* **What is being asked**:
Write the data out again exactly, with no pictures.

* **Material for this task**:
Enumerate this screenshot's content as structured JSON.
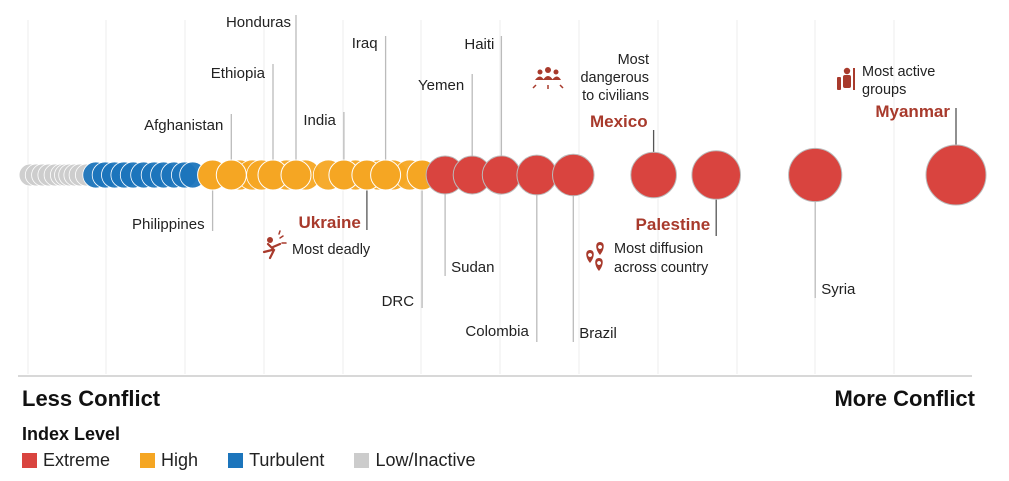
{
  "chart_data": {
    "type": "scatter",
    "title": "",
    "xlabel": "",
    "ylabel": "",
    "axis": {
      "left_label": "Less Conflict",
      "right_label": "More Conflict"
    },
    "legend": {
      "title": "Index Level",
      "placement": "bottom-left",
      "entries": [
        {
          "name": "Extreme",
          "color": "#d9443f"
        },
        {
          "name": "High",
          "color": "#f5a623"
        },
        {
          "name": "Turbulent",
          "color": "#1c75bc"
        },
        {
          "name": "Low/Inactive",
          "color": "#cccccc"
        }
      ]
    },
    "colors": {
      "Extreme": "#d9443f",
      "High": "#f5a623",
      "Turbulent": "#1c75bc",
      "Low/Inactive": "#cccccc",
      "highlight_text": "#a83a2c"
    },
    "unlabeled_points": [
      {
        "level": "Low/Inactive",
        "score": 0.2
      },
      {
        "level": "Low/Inactive",
        "score": 0.8
      },
      {
        "level": "Low/Inactive",
        "score": 1.4
      },
      {
        "level": "Low/Inactive",
        "score": 2.0
      },
      {
        "level": "Low/Inactive",
        "score": 2.6
      },
      {
        "level": "Low/Inactive",
        "score": 3.2
      },
      {
        "level": "Low/Inactive",
        "score": 3.6
      },
      {
        "level": "Low/Inactive",
        "score": 4.0
      },
      {
        "level": "Low/Inactive",
        "score": 4.5
      },
      {
        "level": "Low/Inactive",
        "score": 5.0
      },
      {
        "level": "Low/Inactive",
        "score": 5.6
      },
      {
        "level": "Turbulent",
        "score": 6.5
      },
      {
        "level": "Turbulent",
        "score": 7.4
      },
      {
        "level": "Turbulent",
        "score": 8.3
      },
      {
        "level": "Turbulent",
        "score": 9.2
      },
      {
        "level": "Turbulent",
        "score": 10.1
      },
      {
        "level": "Turbulent",
        "score": 11.1
      },
      {
        "level": "Turbulent",
        "score": 12.1
      },
      {
        "level": "Turbulent",
        "score": 13.0
      },
      {
        "level": "Turbulent",
        "score": 14.0
      },
      {
        "level": "Turbulent",
        "score": 15.0
      },
      {
        "level": "Turbulent",
        "score": 15.8
      },
      {
        "level": "High",
        "score": 20.3
      },
      {
        "level": "High",
        "score": 21.5
      },
      {
        "level": "High",
        "score": 22.4
      },
      {
        "level": "High",
        "score": 24.8
      },
      {
        "level": "High",
        "score": 26.6
      },
      {
        "level": "High",
        "score": 28.8
      },
      {
        "level": "High",
        "score": 31.4
      },
      {
        "level": "High",
        "score": 33.6
      },
      {
        "level": "High",
        "score": 35.0
      },
      {
        "level": "High",
        "score": 36.6
      }
    ],
    "points": [
      {
        "name": "Philippines",
        "level": "High",
        "score": 17.7
      },
      {
        "name": "Afghanistan",
        "level": "High",
        "score": 19.5
      },
      {
        "name": "Ethiopia",
        "level": "High",
        "score": 23.5
      },
      {
        "name": "Honduras",
        "level": "High",
        "score": 25.7
      },
      {
        "name": "India",
        "level": "High",
        "score": 30.3
      },
      {
        "name": "Ukraine",
        "level": "High",
        "score": 32.5
      },
      {
        "name": "Iraq",
        "level": "High",
        "score": 34.3
      },
      {
        "name": "DRC",
        "level": "High",
        "score": 37.8
      },
      {
        "name": "Sudan",
        "level": "Extreme",
        "score": 40.0
      },
      {
        "name": "Yemen",
        "level": "Extreme",
        "score": 42.6
      },
      {
        "name": "Haiti",
        "level": "Extreme",
        "score": 45.4
      },
      {
        "name": "Colombia",
        "level": "Extreme",
        "score": 48.8
      },
      {
        "name": "Brazil",
        "level": "Extreme",
        "score": 52.3
      },
      {
        "name": "Mexico",
        "level": "Extreme",
        "score": 60.0,
        "highlight": true,
        "annotation": "Most dangerous to civilians"
      },
      {
        "name": "Palestine",
        "level": "Extreme",
        "score": 66.0,
        "highlight": true,
        "annotation": "Most diffusion across country"
      },
      {
        "name": "Syria",
        "level": "Extreme",
        "score": 75.5
      },
      {
        "name": "Myanmar",
        "level": "Extreme",
        "score": 89.0,
        "highlight": true,
        "annotation": "Most active groups"
      }
    ],
    "annotations": [
      {
        "country": "Mexico",
        "icon": "people-group-icon",
        "lines": [
          "Most",
          "dangerous",
          "to civilians"
        ]
      },
      {
        "country": "Myanmar",
        "icon": "armed-group-icon",
        "lines": [
          "Most active",
          "groups"
        ]
      },
      {
        "country": "Ukraine",
        "icon": "explosion-icon",
        "lines": [
          "Most deadly"
        ]
      },
      {
        "country": "Palestine",
        "icon": "map-pins-icon",
        "lines": [
          "Most diffusion",
          "across country"
        ]
      }
    ]
  }
}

* **Exercise result**:
Enumerate this screenshot's content as structured JSON.
{
  "chart_data": {
    "type": "scatter",
    "title": "",
    "xlabel": "",
    "ylabel": "",
    "axis": {
      "left_label": "Less Conflict",
      "right_label": "More Conflict"
    },
    "legend": {
      "title": "Index Level",
      "placement": "bottom-left",
      "entries": [
        {
          "name": "Extreme",
          "color": "#d9443f"
        },
        {
          "name": "High",
          "color": "#f5a623"
        },
        {
          "name": "Turbulent",
          "color": "#1c75bc"
        },
        {
          "name": "Low/Inactive",
          "color": "#cccccc"
        }
      ]
    },
    "colors": {
      "Extreme": "#d9443f",
      "High": "#f5a623",
      "Turbulent": "#1c75bc",
      "Low/Inactive": "#cccccc",
      "highlight_text": "#a83a2c"
    },
    "unlabeled_points": [
      {
        "level": "Low/Inactive",
        "score": 0.2
      },
      {
        "level": "Low/Inactive",
        "score": 0.8
      },
      {
        "level": "Low/Inactive",
        "score": 1.4
      },
      {
        "level": "Low/Inactive",
        "score": 2.0
      },
      {
        "level": "Low/Inactive",
        "score": 2.6
      },
      {
        "level": "Low/Inactive",
        "score": 3.2
      },
      {
        "level": "Low/Inactive",
        "score": 3.6
      },
      {
        "level": "Low/Inactive",
        "score": 4.0
      },
      {
        "level": "Low/Inactive",
        "score": 4.5
      },
      {
        "level": "Low/Inactive",
        "score": 5.0
      },
      {
        "level": "Low/Inactive",
        "score": 5.6
      },
      {
        "level": "Turbulent",
        "score": 6.5
      },
      {
        "level": "Turbulent",
        "score": 7.4
      },
      {
        "level": "Turbulent",
        "score": 8.3
      },
      {
        "level": "Turbulent",
        "score": 9.2
      },
      {
        "level": "Turbulent",
        "score": 10.1
      },
      {
        "level": "Turbulent",
        "score": 11.1
      },
      {
        "level": "Turbulent",
        "score": 12.1
      },
      {
        "level": "Turbulent",
        "score": 13.0
      },
      {
        "level": "Turbulent",
        "score": 14.0
      },
      {
        "level": "Turbulent",
        "score": 15.0
      },
      {
        "level": "Turbulent",
        "score": 15.8
      },
      {
        "level": "High",
        "score": 20.3
      },
      {
        "level": "High",
        "score": 21.5
      },
      {
        "level": "High",
        "score": 22.4
      },
      {
        "level": "High",
        "score": 24.8
      },
      {
        "level": "High",
        "score": 26.6
      },
      {
        "level": "High",
        "score": 28.8
      },
      {
        "level": "High",
        "score": 31.4
      },
      {
        "level": "High",
        "score": 33.6
      },
      {
        "level": "High",
        "score": 35.0
      },
      {
        "level": "High",
        "score": 36.6
      }
    ],
    "points": [
      {
        "name": "Philippines",
        "level": "High",
        "score": 17.7
      },
      {
        "name": "Afghanistan",
        "level": "High",
        "score": 19.5
      },
      {
        "name": "Ethiopia",
        "level": "High",
        "score": 23.5
      },
      {
        "name": "Honduras",
        "level": "High",
        "score": 25.7
      },
      {
        "name": "India",
        "level": "High",
        "score": 30.3
      },
      {
        "name": "Ukraine",
        "level": "High",
        "score": 32.5
      },
      {
        "name": "Iraq",
        "level": "High",
        "score": 34.3
      },
      {
        "name": "DRC",
        "level": "High",
        "score": 37.8
      },
      {
        "name": "Sudan",
        "level": "Extreme",
        "score": 40.0
      },
      {
        "name": "Yemen",
        "level": "Extreme",
        "score": 42.6
      },
      {
        "name": "Haiti",
        "level": "Extreme",
        "score": 45.4
      },
      {
        "name": "Colombia",
        "level": "Extreme",
        "score": 48.8
      },
      {
        "name": "Brazil",
        "level": "Extreme",
        "score": 52.3
      },
      {
        "name": "Mexico",
        "level": "Extreme",
        "score": 60.0,
        "highlight": true,
        "annotation": "Most dangerous to civilians"
      },
      {
        "name": "Palestine",
        "level": "Extreme",
        "score": 66.0,
        "highlight": true,
        "annotation": "Most diffusion across country"
      },
      {
        "name": "Syria",
        "level": "Extreme",
        "score": 75.5
      },
      {
        "name": "Myanmar",
        "level": "Extreme",
        "score": 89.0,
        "highlight": true,
        "annotation": "Most active groups"
      }
    ],
    "annotations": [
      {
        "country": "Mexico",
        "icon": "people-group-icon",
        "lines": [
          "Most",
          "dangerous",
          "to civilians"
        ]
      },
      {
        "country": "Myanmar",
        "icon": "armed-group-icon",
        "lines": [
          "Most active",
          "groups"
        ]
      },
      {
        "country": "Ukraine",
        "icon": "explosion-icon",
        "lines": [
          "Most deadly"
        ]
      },
      {
        "country": "Palestine",
        "icon": "map-pins-icon",
        "lines": [
          "Most diffusion",
          "across country"
        ]
      }
    ]
  }
}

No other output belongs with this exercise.